■ What this task involves ■
Repeat the records below exactly as they appear.
** Start of Raw records **
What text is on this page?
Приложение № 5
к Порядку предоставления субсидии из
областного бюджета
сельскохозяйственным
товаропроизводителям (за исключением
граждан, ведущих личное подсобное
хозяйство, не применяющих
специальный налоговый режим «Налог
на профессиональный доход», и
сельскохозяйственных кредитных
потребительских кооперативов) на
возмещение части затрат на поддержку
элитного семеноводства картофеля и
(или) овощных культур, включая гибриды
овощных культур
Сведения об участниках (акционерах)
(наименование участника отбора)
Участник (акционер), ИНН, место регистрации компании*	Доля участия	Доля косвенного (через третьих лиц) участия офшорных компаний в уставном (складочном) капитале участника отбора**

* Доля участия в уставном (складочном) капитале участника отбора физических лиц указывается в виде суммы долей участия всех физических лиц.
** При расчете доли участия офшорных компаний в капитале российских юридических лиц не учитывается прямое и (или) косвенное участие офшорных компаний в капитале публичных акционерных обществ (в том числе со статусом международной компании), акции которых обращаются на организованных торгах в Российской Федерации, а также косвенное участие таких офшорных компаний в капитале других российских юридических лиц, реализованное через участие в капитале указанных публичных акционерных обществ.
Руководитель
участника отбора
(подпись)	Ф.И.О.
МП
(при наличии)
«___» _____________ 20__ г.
** End of Raw records **
■ Task response ■
What text is on this page?
Приложение № 5
к Порядку предоставления субсидии из
областного бюджета
сельскохозяйственным
товаропроизводителям (за исключением
граждан, ведущих личное подсобное
хозяйство, не применяющих
специальный налоговый режим «Налог
на профессиональный доход», и
сельскохозяйственных кредитных
потребительских кооперативов) на
возмещение части затрат на поддержку
элитного семеноводства картофеля и
(или) овощных культур, включая гибриды
овощных культур
Сведения об участниках (акционерах)
(наименование участника отбора)
Участник (акционер), ИНН, место регистрации компании*	Доля участия	Доля косвенного (через третьих лиц) участия офшорных компаний в уставном (складочном) капитале участника отбора**

* Доля участия в уставном (складочном) капитале участника отбора физических лиц указывается в виде суммы долей участия всех физических лиц.
** При расчете доли участия офшорных компаний в капитале российских юридических лиц не учитывается прямое и (или) косвенное участие офшорных компаний в капитале публичных акционерных обществ (в том числе со статусом международной компании), акции которых обращаются на организованных торгах в Российской Федерации, а также косвенное участие таких офшорных компаний в капитале других российских юридических лиц, реализованное через участие в капитале указанных публичных акционерных обществ.
Руководитель
участника отбора
(подпись)	Ф.И.О.
МП
(при наличии)
«___» _____________ 20__ г.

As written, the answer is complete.